[Saved entries]
** START **

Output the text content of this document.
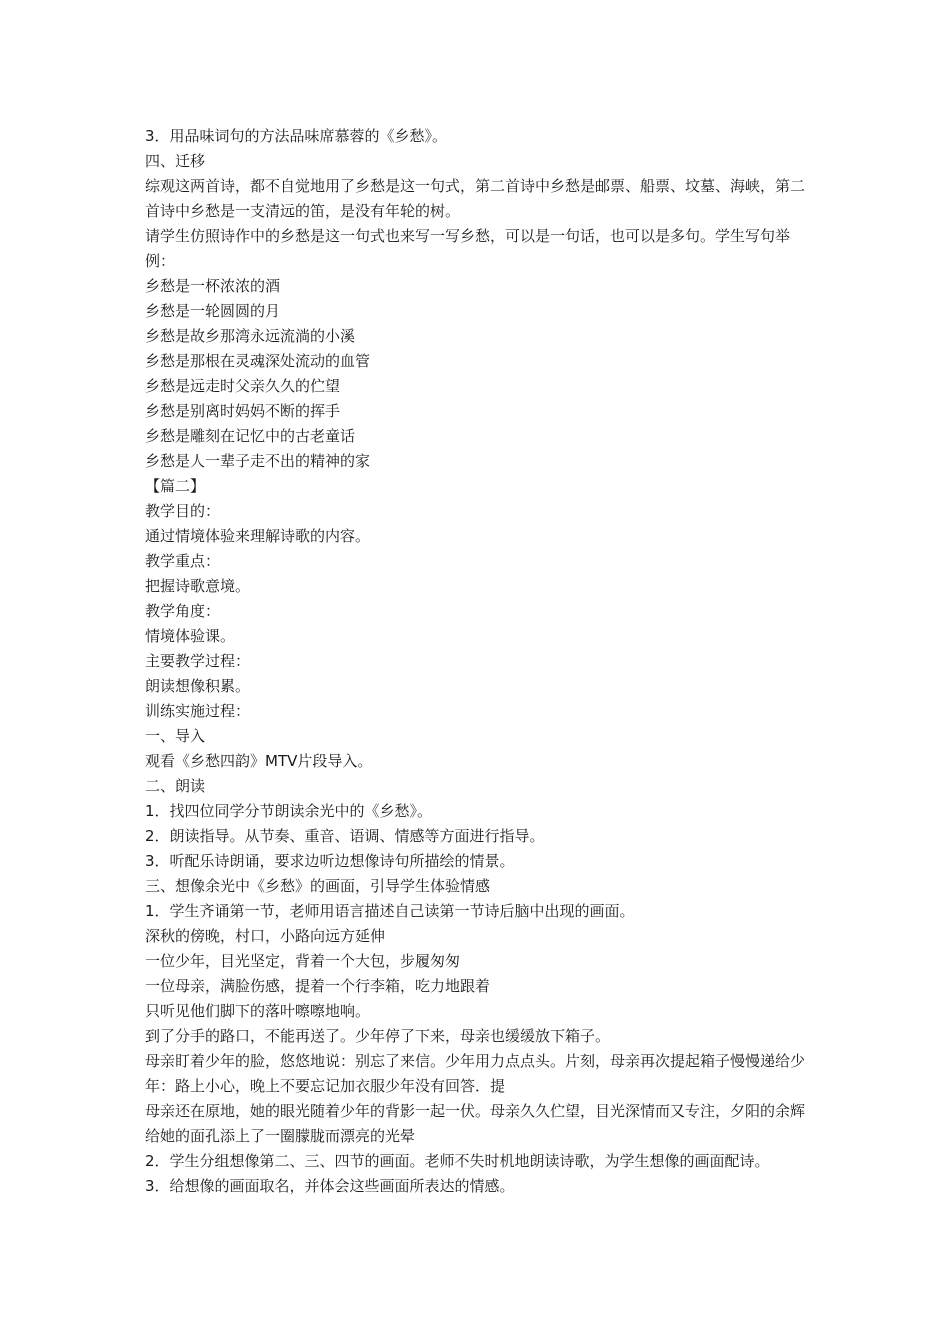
3．用品味词句的方法品味席慕蓉的《乡愁》。
四、迁移
综观这两首诗，都不自觉地用了乡愁是这一句式，第二首诗中乡愁是邮票、船票、坟墓、海峡，第二首诗中乡愁是一支清远的笛，是没有年轮的树。
请学生仿照诗作中的乡愁是这一句式也来写一写乡愁，可以是一句话，也可以是多句。学生写句举例：
乡愁是一杯浓浓的酒
乡愁是一轮圆圆的月
乡愁是故乡那湾永远流淌的小溪
乡愁是那根在灵魂深处流动的血管
乡愁是远走时父亲久久的伫望
乡愁是别离时妈妈不断的挥手
乡愁是雕刻在记忆中的古老童话
乡愁是人一辈子走不出的精神的家
【篇二】
教学目的：
通过情境体验来理解诗歌的内容。
教学重点：
把握诗歌意境。
教学角度：
情境体验课。
主要教学过程：
朗读想像积累。
训练实施过程：
一、导入
观看《乡愁四韵》MTV片段导入。
二、朗读
1．找四位同学分节朗读余光中的《乡愁》。
2．朗读指导。从节奏、重音、语调、情感等方面进行指导。
3．听配乐诗朗诵，要求边听边想像诗句所描绘的情景。
三、想像余光中《乡愁》的画面，引导学生体验情感
1．学生齐诵第一节，老师用语言描述自己读第一节诗后脑中出现的画面。
深秋的傍晚，村口，小路向远方延伸
一位少年，目光坚定，背着一个大包，步履匆匆
一位母亲，满脸伤感，提着一个行李箱，吃力地跟着
只听见他们脚下的落叶嚓嚓地响。
到了分手的路口，不能再送了。少年停了下来，母亲也缓缓放下箱子。
母亲盯着少年的脸，悠悠地说：别忘了来信。少年用力点点头。片刻，母亲再次提起箱子慢慢递给少年：路上小心，晚上不要忘记加衣服少年没有回答．提
母亲还在原地，她的眼光随着少年的背影一起一伏。母亲久久伫望，目光深情而又专注，夕阳的余辉给她的面孔添上了一圈朦胧而漂亮的光晕
2．学生分组想像第二、三、四节的画面。老师不失时机地朗读诗歌，为学生想像的画面配诗。
3．给想像的画面取名，并体会这些画面所表达的情感。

** END **

**What you need to do**
Leave images out of the retyped records; keep all else exact.

**Completed exercise**
Output the text content of this document.
3．用品味词句的方法品味席慕蓉的《乡愁》。
四、迁移
综观这两首诗，都不自觉地用了乡愁是这一句式，第二首诗中乡愁是邮票、船票、坟墓、海峡，第二首诗中乡愁是一支清远的笛，是没有年轮的树。
请学生仿照诗作中的乡愁是这一句式也来写一写乡愁，可以是一句话，也可以是多句。学生写句举例：
乡愁是一杯浓浓的酒
乡愁是一轮圆圆的月
乡愁是故乡那湾永远流淌的小溪
乡愁是那根在灵魂深处流动的血管
乡愁是远走时父亲久久的伫望
乡愁是别离时妈妈不断的挥手
乡愁是雕刻在记忆中的古老童话
乡愁是人一辈子走不出的精神的家
【篇二】
教学目的：
通过情境体验来理解诗歌的内容。
教学重点：
把握诗歌意境。
教学角度：
情境体验课。
主要教学过程：
朗读想像积累。
训练实施过程：
一、导入
观看《乡愁四韵》MTV片段导入。
二、朗读
1．找四位同学分节朗读余光中的《乡愁》。
2．朗读指导。从节奏、重音、语调、情感等方面进行指导。
3．听配乐诗朗诵，要求边听边想像诗句所描绘的情景。
三、想像余光中《乡愁》的画面，引导学生体验情感
1．学生齐诵第一节，老师用语言描述自己读第一节诗后脑中出现的画面。
深秋的傍晚，村口，小路向远方延伸
一位少年，目光坚定，背着一个大包，步履匆匆
一位母亲，满脸伤感，提着一个行李箱，吃力地跟着
只听见他们脚下的落叶嚓嚓地响。
到了分手的路口，不能再送了。少年停了下来，母亲也缓缓放下箱子。
母亲盯着少年的脸，悠悠地说：别忘了来信。少年用力点点头。片刻，母亲再次提起箱子慢慢递给少年：路上小心，晚上不要忘记加衣服少年没有回答．提
母亲还在原地，她的眼光随着少年的背影一起一伏。母亲久久伫望，目光深情而又专注，夕阳的余辉给她的面孔添上了一圈朦胧而漂亮的光晕
2．学生分组想像第二、三、四节的画面。老师不失时机地朗读诗歌，为学生想像的画面配诗。
3．给想像的画面取名，并体会这些画面所表达的情感。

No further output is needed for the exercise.